▶ _DESCRIPTION OF THE TASK_: List all lines of the data that include the string "Carlsson".

· · · · ·

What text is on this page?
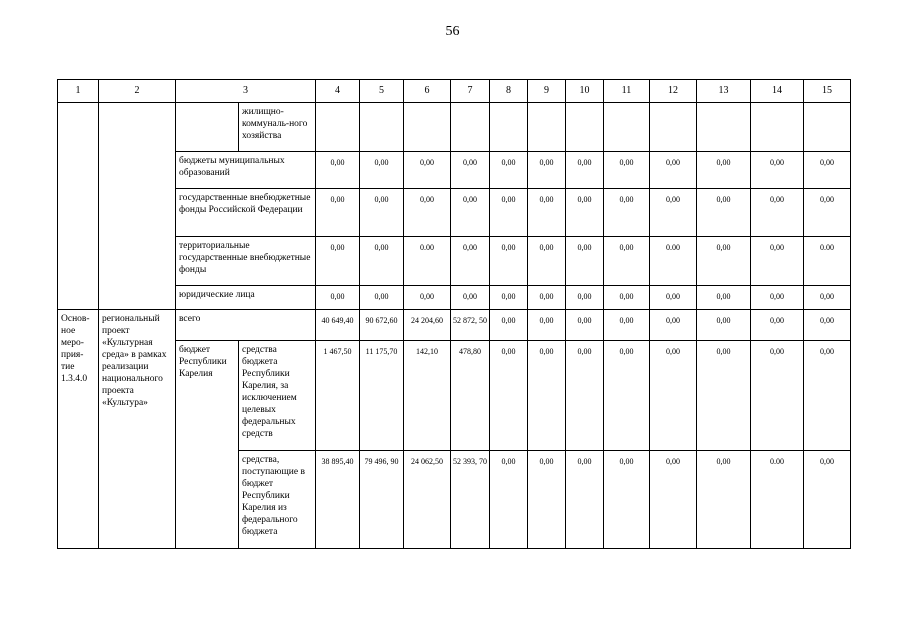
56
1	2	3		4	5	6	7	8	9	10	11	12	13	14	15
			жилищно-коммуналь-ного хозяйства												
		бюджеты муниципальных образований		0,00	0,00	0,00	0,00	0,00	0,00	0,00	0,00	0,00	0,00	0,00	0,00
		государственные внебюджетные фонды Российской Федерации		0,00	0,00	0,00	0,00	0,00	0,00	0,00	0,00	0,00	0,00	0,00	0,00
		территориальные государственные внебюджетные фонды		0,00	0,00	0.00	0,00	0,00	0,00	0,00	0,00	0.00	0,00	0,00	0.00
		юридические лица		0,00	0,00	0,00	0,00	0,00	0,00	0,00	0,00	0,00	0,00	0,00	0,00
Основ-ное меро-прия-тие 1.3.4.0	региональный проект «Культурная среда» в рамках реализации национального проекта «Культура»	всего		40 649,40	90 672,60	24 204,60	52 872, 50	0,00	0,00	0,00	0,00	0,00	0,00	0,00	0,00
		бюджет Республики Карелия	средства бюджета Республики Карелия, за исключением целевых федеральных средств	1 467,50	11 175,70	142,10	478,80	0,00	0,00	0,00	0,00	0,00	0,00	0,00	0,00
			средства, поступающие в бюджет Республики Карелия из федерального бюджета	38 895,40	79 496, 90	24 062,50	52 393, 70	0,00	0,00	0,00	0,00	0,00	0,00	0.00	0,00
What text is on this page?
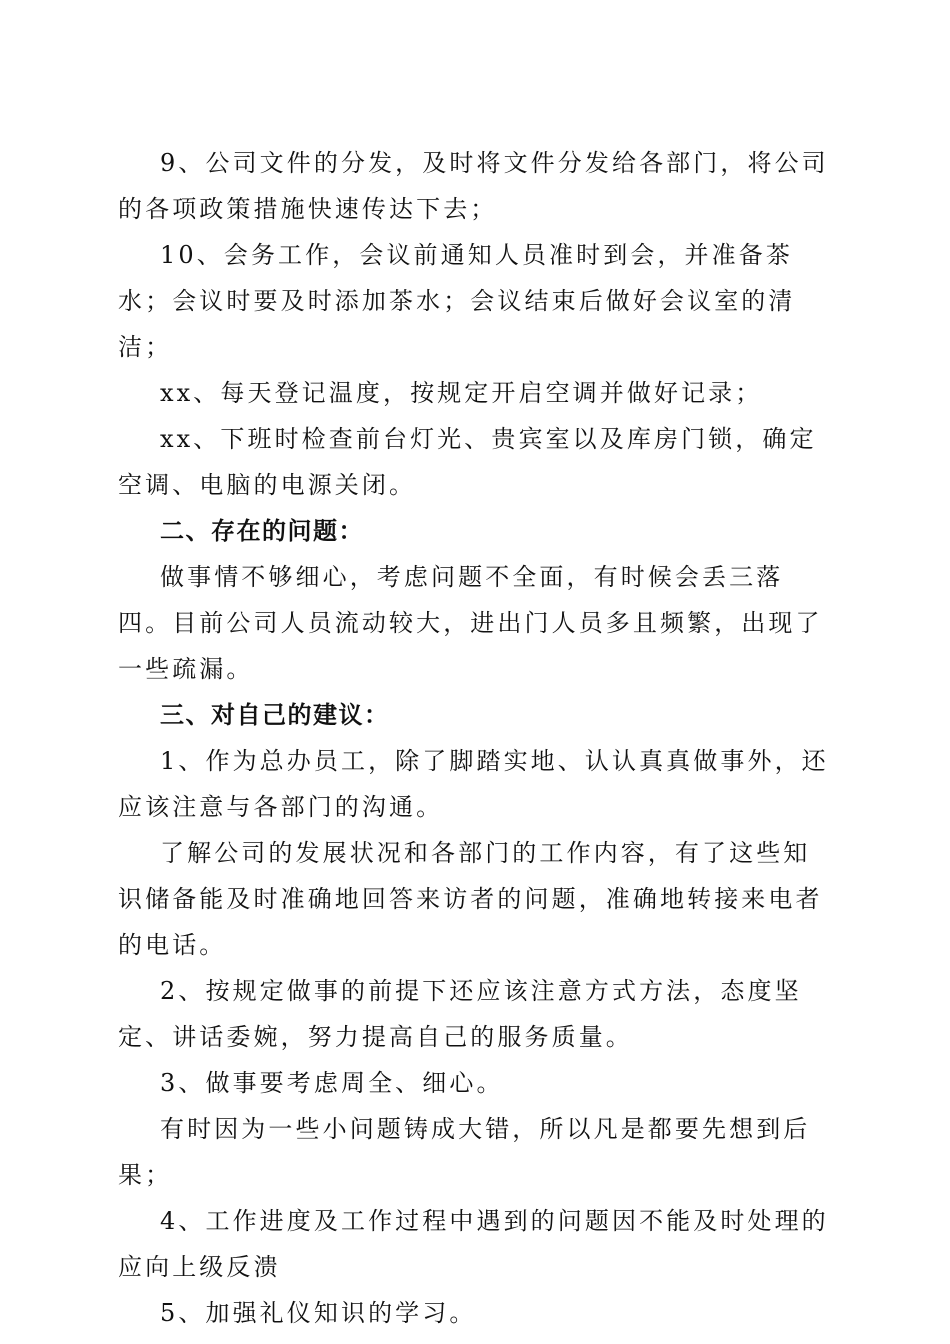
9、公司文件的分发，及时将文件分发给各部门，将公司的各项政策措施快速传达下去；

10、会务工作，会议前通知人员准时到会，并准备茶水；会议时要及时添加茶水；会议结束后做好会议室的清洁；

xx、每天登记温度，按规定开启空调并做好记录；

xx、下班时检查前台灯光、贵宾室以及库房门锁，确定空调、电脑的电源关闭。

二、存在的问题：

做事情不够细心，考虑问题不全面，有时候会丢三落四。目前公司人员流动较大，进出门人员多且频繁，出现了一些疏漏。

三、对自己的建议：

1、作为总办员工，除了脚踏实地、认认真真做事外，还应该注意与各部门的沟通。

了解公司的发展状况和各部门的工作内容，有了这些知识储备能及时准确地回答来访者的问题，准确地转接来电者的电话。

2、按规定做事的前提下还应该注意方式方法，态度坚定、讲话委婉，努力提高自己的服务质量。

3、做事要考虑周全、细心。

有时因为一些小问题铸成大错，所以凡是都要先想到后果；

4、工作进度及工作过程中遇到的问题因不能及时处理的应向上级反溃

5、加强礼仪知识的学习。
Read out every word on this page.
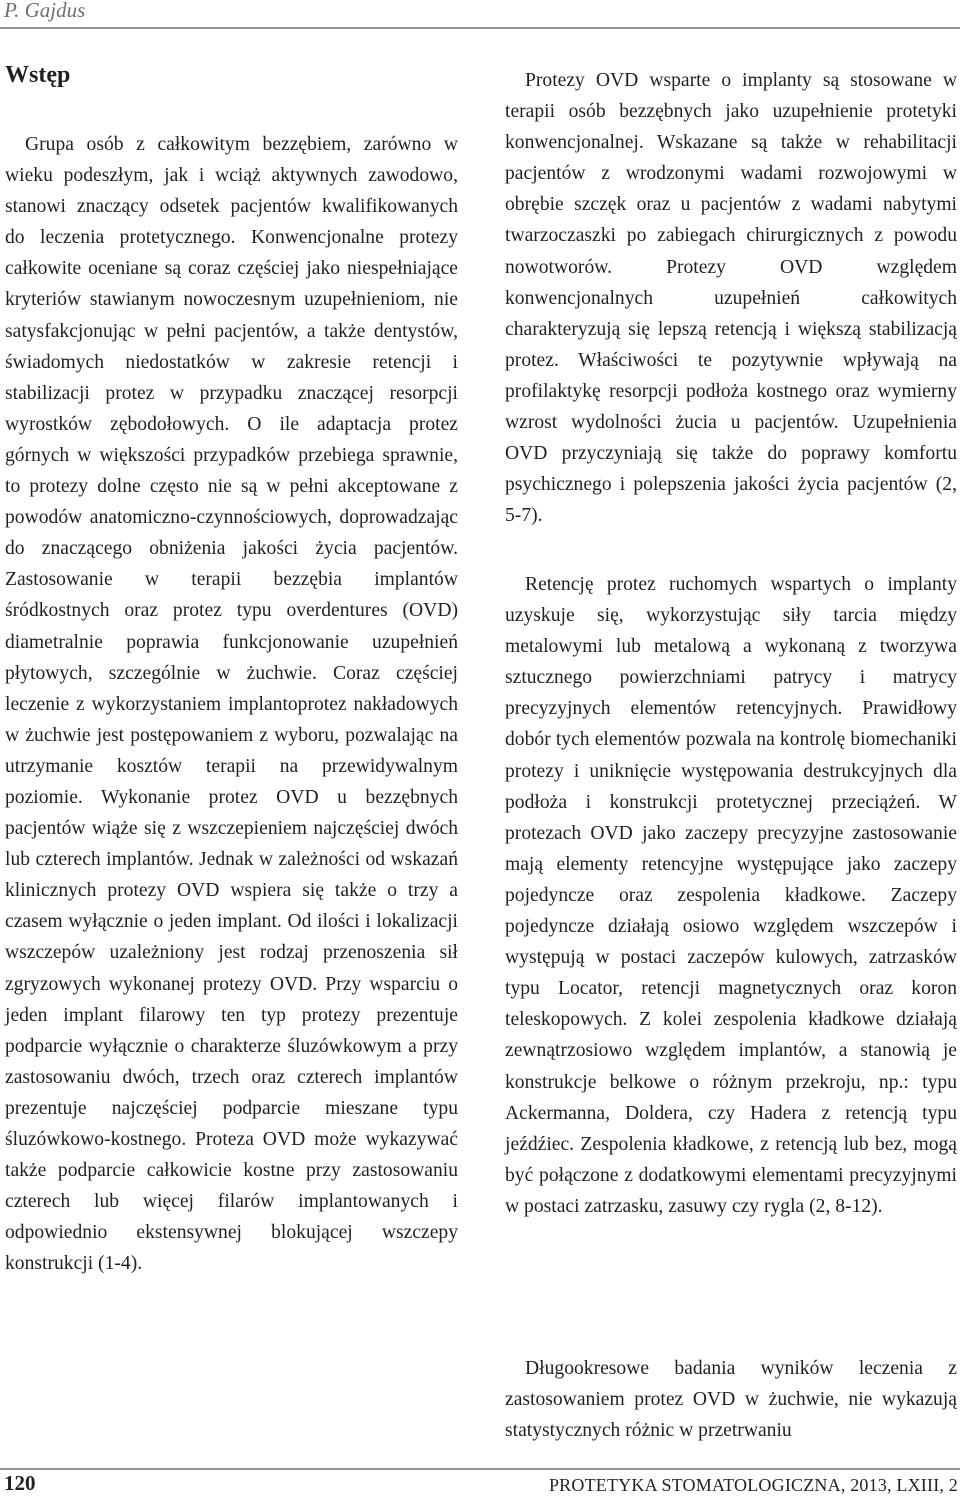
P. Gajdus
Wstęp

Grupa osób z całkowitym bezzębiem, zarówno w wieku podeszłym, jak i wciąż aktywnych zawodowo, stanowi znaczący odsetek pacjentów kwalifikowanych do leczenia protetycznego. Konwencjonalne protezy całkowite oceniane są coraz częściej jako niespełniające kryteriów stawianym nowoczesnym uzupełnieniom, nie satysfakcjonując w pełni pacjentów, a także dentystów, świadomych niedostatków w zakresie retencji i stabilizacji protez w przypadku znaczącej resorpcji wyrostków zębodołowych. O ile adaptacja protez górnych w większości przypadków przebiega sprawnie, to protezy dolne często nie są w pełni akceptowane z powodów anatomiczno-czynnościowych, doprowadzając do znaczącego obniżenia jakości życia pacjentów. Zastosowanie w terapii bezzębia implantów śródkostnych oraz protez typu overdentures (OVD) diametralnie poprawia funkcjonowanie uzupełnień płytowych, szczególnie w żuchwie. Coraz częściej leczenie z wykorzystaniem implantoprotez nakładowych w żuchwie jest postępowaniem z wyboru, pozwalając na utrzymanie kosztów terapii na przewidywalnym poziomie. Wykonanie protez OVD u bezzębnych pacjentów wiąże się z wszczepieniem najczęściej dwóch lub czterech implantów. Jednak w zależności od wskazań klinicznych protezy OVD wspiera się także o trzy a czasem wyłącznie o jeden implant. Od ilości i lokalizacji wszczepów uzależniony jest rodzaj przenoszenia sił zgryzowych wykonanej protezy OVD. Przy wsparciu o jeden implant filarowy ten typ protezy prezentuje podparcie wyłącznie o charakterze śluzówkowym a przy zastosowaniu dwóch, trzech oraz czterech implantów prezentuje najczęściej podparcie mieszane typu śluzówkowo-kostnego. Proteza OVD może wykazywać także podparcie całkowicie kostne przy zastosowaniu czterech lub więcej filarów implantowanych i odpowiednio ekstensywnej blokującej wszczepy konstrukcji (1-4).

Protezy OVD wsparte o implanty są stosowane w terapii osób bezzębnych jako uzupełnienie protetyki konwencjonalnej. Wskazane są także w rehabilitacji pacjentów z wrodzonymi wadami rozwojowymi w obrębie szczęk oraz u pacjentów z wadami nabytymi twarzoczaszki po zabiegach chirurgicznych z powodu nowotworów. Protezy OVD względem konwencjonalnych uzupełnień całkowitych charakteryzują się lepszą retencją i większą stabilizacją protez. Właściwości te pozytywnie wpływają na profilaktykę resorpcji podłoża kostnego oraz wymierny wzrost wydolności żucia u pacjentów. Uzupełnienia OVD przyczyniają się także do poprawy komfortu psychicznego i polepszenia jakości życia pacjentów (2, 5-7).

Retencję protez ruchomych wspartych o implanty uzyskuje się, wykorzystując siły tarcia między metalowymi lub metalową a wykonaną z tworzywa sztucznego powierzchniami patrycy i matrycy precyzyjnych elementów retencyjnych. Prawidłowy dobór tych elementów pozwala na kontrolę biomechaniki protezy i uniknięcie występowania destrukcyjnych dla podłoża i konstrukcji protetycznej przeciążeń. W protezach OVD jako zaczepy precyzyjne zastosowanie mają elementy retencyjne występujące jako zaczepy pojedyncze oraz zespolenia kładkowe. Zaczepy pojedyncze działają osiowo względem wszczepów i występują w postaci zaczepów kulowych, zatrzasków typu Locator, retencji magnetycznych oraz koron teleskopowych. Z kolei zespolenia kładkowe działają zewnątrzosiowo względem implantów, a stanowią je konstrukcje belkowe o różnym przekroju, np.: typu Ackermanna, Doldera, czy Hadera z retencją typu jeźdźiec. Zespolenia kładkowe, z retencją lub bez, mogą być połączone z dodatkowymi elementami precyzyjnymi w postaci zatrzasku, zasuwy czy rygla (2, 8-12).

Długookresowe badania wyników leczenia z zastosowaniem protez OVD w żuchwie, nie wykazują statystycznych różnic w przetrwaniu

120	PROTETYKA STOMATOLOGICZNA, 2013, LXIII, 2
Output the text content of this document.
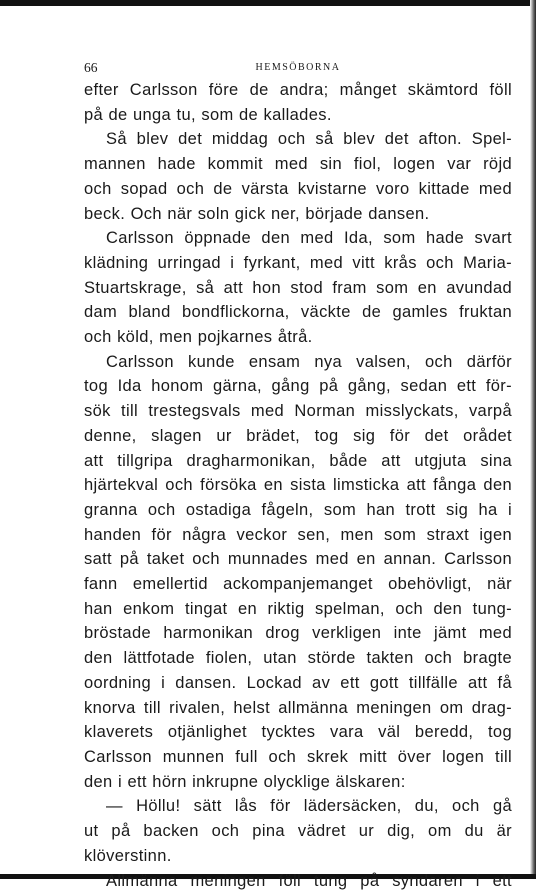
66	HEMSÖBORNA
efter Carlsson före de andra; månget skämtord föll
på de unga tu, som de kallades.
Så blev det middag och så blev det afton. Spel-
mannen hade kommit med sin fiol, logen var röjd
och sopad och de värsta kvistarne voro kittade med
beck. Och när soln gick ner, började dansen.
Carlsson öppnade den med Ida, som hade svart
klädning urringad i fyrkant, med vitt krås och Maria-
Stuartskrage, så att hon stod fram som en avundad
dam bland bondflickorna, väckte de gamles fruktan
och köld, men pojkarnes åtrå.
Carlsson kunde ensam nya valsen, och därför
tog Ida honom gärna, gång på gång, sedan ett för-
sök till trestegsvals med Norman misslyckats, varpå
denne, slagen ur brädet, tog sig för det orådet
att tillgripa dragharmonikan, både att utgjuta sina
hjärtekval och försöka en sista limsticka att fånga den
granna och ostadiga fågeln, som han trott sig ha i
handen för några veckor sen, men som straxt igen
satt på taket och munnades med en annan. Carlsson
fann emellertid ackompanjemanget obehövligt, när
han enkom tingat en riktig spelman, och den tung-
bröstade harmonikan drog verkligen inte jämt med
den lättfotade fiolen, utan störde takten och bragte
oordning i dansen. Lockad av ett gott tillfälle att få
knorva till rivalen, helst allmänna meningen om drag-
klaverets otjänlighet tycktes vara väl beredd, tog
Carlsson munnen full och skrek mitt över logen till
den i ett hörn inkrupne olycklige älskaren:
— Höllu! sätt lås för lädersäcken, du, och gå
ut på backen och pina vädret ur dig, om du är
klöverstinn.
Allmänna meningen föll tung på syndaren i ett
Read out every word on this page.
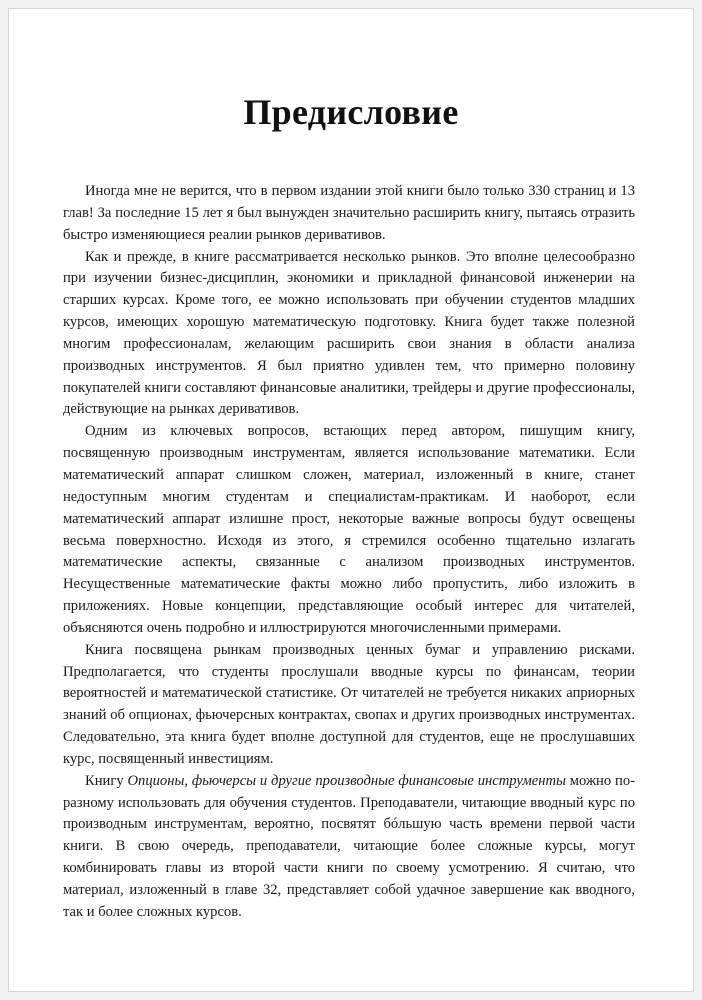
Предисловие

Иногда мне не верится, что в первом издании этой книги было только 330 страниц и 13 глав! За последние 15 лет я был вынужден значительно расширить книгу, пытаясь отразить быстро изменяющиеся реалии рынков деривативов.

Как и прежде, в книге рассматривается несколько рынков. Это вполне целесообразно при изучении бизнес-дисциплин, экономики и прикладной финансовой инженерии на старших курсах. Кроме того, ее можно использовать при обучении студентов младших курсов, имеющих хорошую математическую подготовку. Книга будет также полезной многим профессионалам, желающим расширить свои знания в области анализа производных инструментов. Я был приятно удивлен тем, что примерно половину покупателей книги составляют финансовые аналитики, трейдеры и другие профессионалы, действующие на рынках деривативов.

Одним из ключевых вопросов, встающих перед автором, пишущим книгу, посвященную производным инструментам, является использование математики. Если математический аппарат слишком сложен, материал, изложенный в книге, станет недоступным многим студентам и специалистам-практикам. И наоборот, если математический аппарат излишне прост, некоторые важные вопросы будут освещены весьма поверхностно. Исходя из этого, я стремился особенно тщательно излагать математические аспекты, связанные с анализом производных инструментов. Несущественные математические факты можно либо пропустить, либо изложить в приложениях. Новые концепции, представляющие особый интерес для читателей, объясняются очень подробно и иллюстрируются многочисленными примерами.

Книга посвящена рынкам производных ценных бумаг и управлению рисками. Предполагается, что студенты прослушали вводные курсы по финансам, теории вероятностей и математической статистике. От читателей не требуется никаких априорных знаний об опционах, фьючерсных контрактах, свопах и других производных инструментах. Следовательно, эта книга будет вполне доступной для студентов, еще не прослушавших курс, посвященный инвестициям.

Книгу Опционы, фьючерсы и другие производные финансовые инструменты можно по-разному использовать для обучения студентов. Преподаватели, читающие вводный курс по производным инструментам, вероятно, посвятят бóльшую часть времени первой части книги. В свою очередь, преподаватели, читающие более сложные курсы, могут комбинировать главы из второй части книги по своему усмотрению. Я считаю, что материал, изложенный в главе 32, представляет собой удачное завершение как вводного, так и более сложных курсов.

· · · · ·

▶ _RESPONSE TO THE EXERCISE_:
efter Carlsson före de andra; månget skämtord föll
Carlsson öppnade den med Ida, som hade svart
Carlsson kunde ensam nya valsen, och därför
satt på taket och munnades med en annan. Carlsson
Carlsson munnen full och skrek mitt över logen till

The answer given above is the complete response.